RECORDS SHOWN.
— begin —
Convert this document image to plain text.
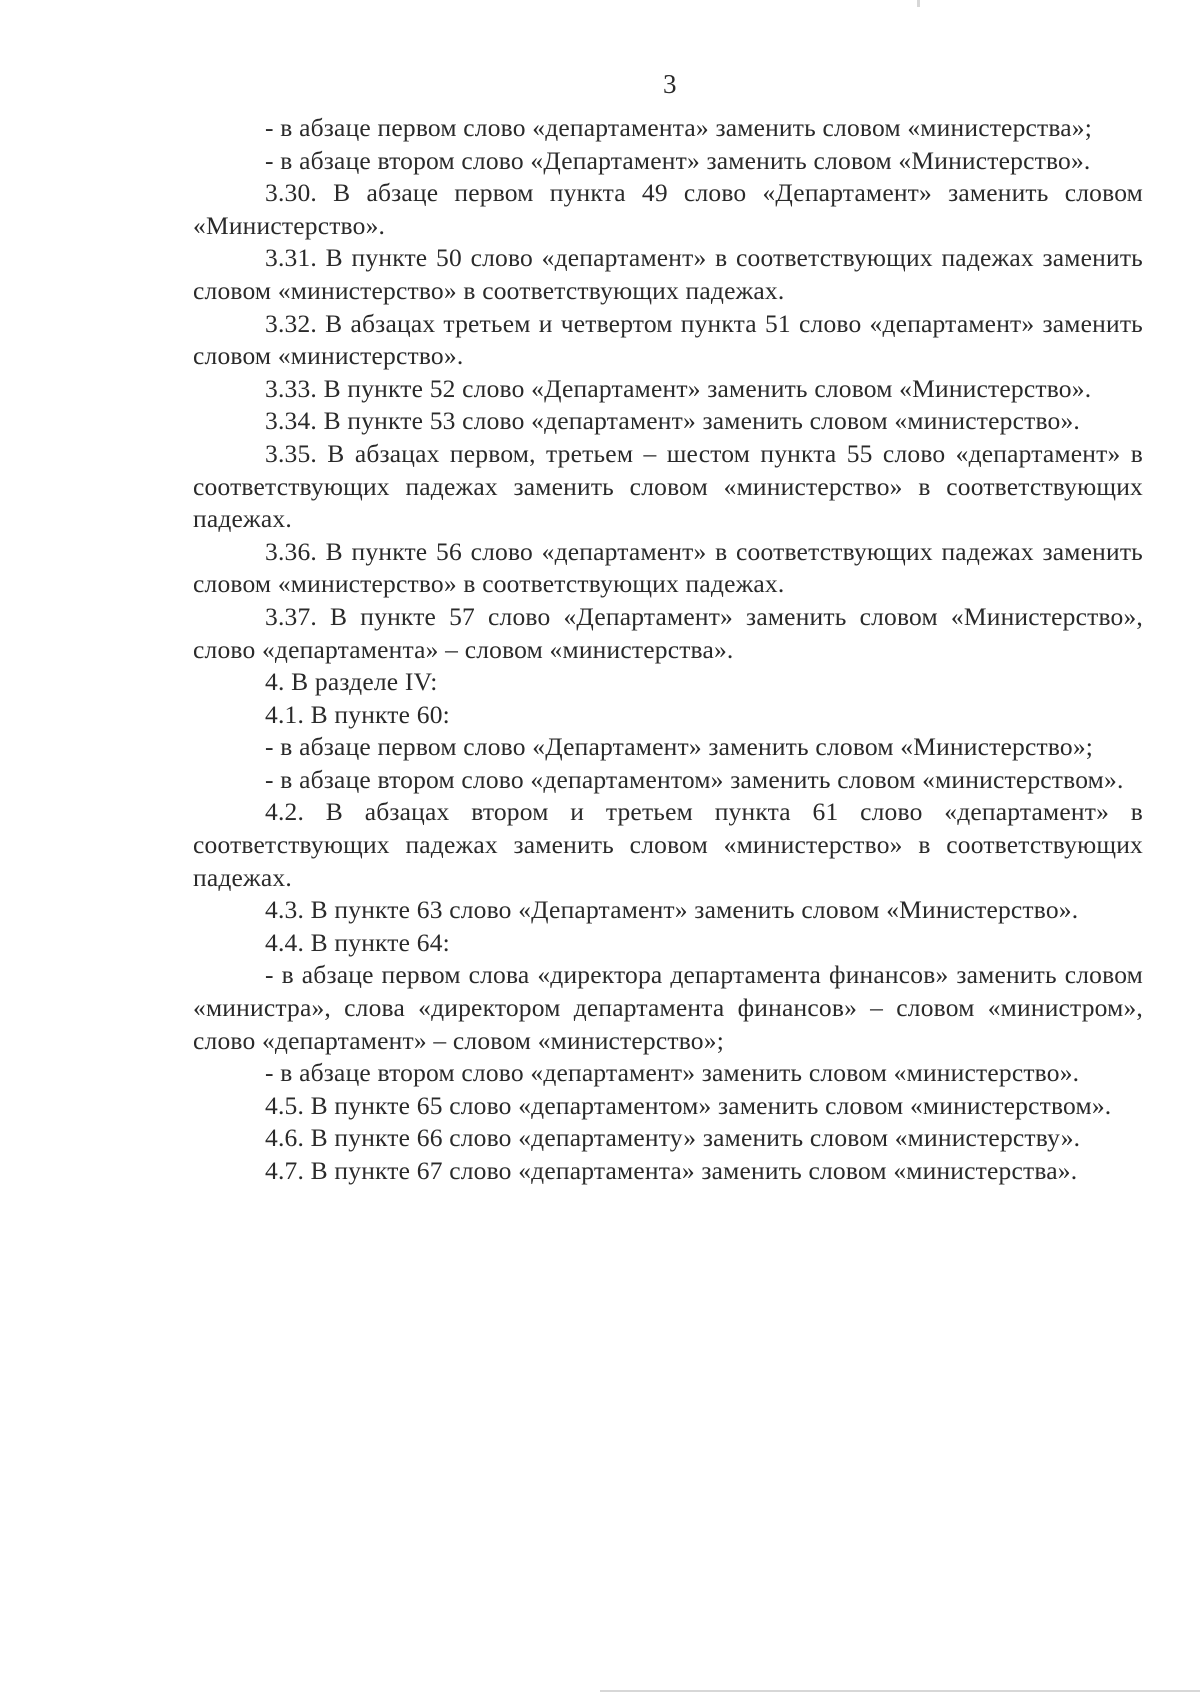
3

- в абзаце первом слово «департамента» заменить словом «министерства»;

- в абзаце втором слово «Департамент» заменить словом «Министерство».

3.30. В абзаце первом пункта 49 слово «Департамент» заменить словом «Министерство».

3.31. В пункте 50 слово «департамент» в соответствующих падежах заменить словом «министерство» в соответствующих падежах.

3.32. В абзацах третьем и четвертом пункта 51 слово «департамент» заменить словом «министерство».

3.33. В пункте 52 слово «Департамент» заменить словом «Министерство».

3.34. В пункте 53 слово «департамент» заменить словом «министерство».

3.35. В абзацах первом, третьем – шестом пункта 55 слово «департамент» в соответствующих падежах заменить словом «министерство» в соответствующих падежах.

3.36. В пункте 56 слово «департамент» в соответствующих падежах заменить словом «министерство» в соответствующих падежах.

3.37. В пункте 57 слово «Департамент» заменить словом «Министерство», слово «департамента» – словом «министерства».

4. В разделе IV:

4.1. В пункте 60:

- в абзаце первом слово «Департамент» заменить словом «Министерство»;

- в абзаце втором слово «департаментом» заменить словом «министерством».

4.2. В абзацах втором и третьем пункта 61 слово «департамент» в соответствующих падежах заменить словом «министерство» в соответствующих падежах.

4.3. В пункте 63 слово «Департамент» заменить словом «Министерство».

4.4. В пункте 64:

- в абзаце первом слова «директора департамента финансов» заменить словом «министра», слова «директором департамента финансов» – словом «министром», слово «департамент» – словом «министерство»;

- в абзаце втором слово «департамент» заменить словом «министерство».

4.5. В пункте 65 слово «департаментом» заменить словом «министерством».

4.6. В пункте 66 слово «департаменту» заменить словом «министерству».

4.7. В пункте 67 слово «департамента» заменить словом «министерства».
— end —
GIVEN REQUEST.
In the records above, collect each line with "первом".

WORKED SOLUTION.
- в абзаце первом слово «департамента» заменить словом «министерства»;
3.30. В абзаце первом пункта 49 слово «Департамент» заменить словом «Министерство».
3.35. В абзацах первом, третьем – шестом пункта 55 слово «департамент» в соответствующих падежах заменить словом «министерство» в соответствующих падежах.
- в абзаце первом слово «Департамент» заменить словом «Министерство»;
- в абзаце первом слова «директора департамента финансов» заменить словом «министра», слова «директором департамента финансов» – словом «министром», слово «департамент» – словом «министерство»;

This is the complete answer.